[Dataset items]

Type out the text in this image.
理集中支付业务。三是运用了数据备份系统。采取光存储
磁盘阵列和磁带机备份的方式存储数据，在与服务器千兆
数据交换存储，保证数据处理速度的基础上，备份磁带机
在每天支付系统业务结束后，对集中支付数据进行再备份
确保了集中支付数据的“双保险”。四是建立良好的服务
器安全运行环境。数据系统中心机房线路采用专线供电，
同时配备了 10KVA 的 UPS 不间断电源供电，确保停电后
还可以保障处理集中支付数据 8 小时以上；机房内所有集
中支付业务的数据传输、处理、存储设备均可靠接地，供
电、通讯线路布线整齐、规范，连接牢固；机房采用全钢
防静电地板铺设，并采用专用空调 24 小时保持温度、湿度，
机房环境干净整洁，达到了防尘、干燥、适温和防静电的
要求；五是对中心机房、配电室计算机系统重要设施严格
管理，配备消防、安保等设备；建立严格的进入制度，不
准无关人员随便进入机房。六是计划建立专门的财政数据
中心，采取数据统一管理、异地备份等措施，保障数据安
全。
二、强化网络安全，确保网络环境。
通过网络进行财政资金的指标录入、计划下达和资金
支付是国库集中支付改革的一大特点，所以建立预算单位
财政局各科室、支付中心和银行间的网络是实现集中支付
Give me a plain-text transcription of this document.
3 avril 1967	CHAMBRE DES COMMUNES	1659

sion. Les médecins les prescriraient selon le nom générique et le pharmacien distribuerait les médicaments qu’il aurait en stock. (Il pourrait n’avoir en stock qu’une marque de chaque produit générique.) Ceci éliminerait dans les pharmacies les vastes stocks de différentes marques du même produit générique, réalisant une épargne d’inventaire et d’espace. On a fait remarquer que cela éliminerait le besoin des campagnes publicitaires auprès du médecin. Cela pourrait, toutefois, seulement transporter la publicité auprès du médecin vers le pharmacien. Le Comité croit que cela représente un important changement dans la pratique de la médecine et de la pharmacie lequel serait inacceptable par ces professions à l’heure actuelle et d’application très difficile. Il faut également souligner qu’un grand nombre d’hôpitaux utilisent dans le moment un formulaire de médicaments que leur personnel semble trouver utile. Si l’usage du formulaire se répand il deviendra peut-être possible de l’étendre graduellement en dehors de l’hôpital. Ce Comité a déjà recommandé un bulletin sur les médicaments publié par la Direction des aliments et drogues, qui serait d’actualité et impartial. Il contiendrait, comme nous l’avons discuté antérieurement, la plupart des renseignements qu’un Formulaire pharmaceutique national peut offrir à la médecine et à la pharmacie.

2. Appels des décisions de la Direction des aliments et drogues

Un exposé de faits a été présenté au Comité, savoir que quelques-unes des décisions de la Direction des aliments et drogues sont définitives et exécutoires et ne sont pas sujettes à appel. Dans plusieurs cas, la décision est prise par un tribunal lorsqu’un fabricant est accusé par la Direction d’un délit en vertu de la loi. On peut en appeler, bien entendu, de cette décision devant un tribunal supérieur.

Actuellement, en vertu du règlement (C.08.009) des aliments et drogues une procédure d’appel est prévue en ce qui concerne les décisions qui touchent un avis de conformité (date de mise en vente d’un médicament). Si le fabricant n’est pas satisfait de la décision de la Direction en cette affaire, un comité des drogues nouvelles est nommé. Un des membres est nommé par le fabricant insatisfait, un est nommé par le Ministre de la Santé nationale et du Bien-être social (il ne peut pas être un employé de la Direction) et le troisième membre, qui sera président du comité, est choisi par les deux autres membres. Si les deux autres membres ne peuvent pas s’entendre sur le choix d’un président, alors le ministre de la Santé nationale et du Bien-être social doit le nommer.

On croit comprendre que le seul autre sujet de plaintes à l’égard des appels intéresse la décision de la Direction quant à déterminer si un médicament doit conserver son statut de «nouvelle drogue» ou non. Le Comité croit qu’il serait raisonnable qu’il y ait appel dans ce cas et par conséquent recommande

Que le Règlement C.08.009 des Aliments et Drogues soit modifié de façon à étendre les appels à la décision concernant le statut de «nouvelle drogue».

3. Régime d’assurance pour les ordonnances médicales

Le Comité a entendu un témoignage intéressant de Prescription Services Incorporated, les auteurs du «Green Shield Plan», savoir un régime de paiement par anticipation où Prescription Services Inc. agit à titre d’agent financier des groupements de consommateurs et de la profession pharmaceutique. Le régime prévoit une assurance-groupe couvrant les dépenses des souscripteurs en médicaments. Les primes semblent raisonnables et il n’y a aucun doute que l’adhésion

* **Brief**: Write out every line of the records exactly.

* **The completed task**:
Type out the text in this image.
理集中支付业务。三是运用了数据备份系统。采取光存储
磁盘阵列和磁带机备份的方式存储数据，在与服务器千兆
数据交换存储，保证数据处理速度的基础上，备份磁带机
在每天支付系统业务结束后，对集中支付数据进行再备份
确保了集中支付数据的“双保险”。四是建立良好的服务
器安全运行环境。数据系统中心机房线路采用专线供电，
同时配备了 10KVA 的 UPS 不间断电源供电，确保停电后
还可以保障处理集中支付数据 8 小时以上；机房内所有集
中支付业务的数据传输、处理、存储设备均可靠接地，供
电、通讯线路布线整齐、规范，连接牢固；机房采用全钢
防静电地板铺设，并采用专用空调 24 小时保持温度、湿度，
机房环境干净整洁，达到了防尘、干燥、适温和防静电的
要求；五是对中心机房、配电室计算机系统重要设施严格
管理，配备消防、安保等设备；建立严格的进入制度，不
准无关人员随便进入机房。六是计划建立专门的财政数据
中心，采取数据统一管理、异地备份等措施，保障数据安
全。
二、强化网络安全，确保网络环境。
通过网络进行财政资金的指标录入、计划下达和资金
支付是国库集中支付改革的一大特点，所以建立预算单位
财政局各科室、支付中心和银行间的网络是实现集中支付
Give me a plain-text transcription of this document.
3 avril 1967	CHAMBRE DES COMMUNES	1659

sion. Les médecins les prescriraient selon le nom générique et le pharmacien distribuerait les médicaments qu’il aurait en stock. (Il pourrait n’avoir en stock qu’une marque de chaque produit générique.) Ceci éliminerait dans les pharmacies les vastes stocks de différentes marques du même produit générique, réalisant une épargne d’inventaire et d’espace. On a fait remarquer que cela éliminerait le besoin des campagnes publicitaires auprès du médecin. Cela pourrait, toutefois, seulement transporter la publicité auprès du médecin vers le pharmacien. Le Comité croit que cela représente un important changement dans la pratique de la médecine et de la pharmacie lequel serait inacceptable par ces professions à l’heure actuelle et d’application très difficile. Il faut également souligner qu’un grand nombre d’hôpitaux utilisent dans le moment un formulaire de médicaments que leur personnel semble trouver utile. Si l’usage du formulaire se répand il deviendra peut-être possible de l’étendre graduellement en dehors de l’hôpital. Ce Comité a déjà recommandé un bulletin sur les médicaments publié par la Direction des aliments et drogues, qui serait d’actualité et impartial. Il contiendrait, comme nous l’avons discuté antérieurement, la plupart des renseignements qu’un Formulaire pharmaceutique national peut offrir à la médecine et à la pharmacie.

2. Appels des décisions de la Direction des aliments et drogues

Un exposé de faits a été présenté au Comité, savoir que quelques-unes des décisions de la Direction des aliments et drogues sont définitives et exécutoires et ne sont pas sujettes à appel. Dans plusieurs cas, la décision est prise par un tribunal lorsqu’un fabricant est accusé par la Direction d’un délit en vertu de la loi. On peut en appeler, bien entendu, de cette décision devant un tribunal supérieur.

Actuellement, en vertu du règlement (C.08.009) des aliments et drogues une procédure d’appel est prévue en ce qui concerne les décisions qui touchent un avis de conformité (date de mise en vente d’un médicament). Si le fabricant n’est pas satisfait de la décision de la Direction en cette affaire, un comité des drogues nouvelles est nommé. Un des membres est nommé par le fabricant insatisfait, un est nommé par le Ministre de la Santé nationale et du Bien-être social (il ne peut pas être un employé de la Direction) et le troisième membre, qui sera président du comité, est choisi par les deux autres membres. Si les deux autres membres ne peuvent pas s’entendre sur le choix d’un président, alors le ministre de la Santé nationale et du Bien-être social doit le nommer.

On croit comprendre que le seul autre sujet de plaintes à l’égard des appels intéresse la décision de la Direction quant à déterminer si un médicament doit conserver son statut de «nouvelle drogue» ou non. Le Comité croit qu’il serait raisonnable qu’il y ait appel dans ce cas et par conséquent recommande

Que le Règlement C.08.009 des Aliments et Drogues soit modifié de façon à étendre les appels à la décision concernant le statut de «nouvelle drogue».

3. Régime d’assurance pour les ordonnances médicales

Le Comité a entendu un témoignage intéressant de Prescription Services Incorporated, les auteurs du «Green Shield Plan», savoir un régime de paiement par anticipation où Prescription Services Inc. agit à titre d’agent financier des groupements de consommateurs et de la profession pharmaceutique. Le régime prévoit une assurance-groupe couvrant les dépenses des souscripteurs en médicaments. Les primes semblent raisonnables et il n’y a aucun doute que l’adhésion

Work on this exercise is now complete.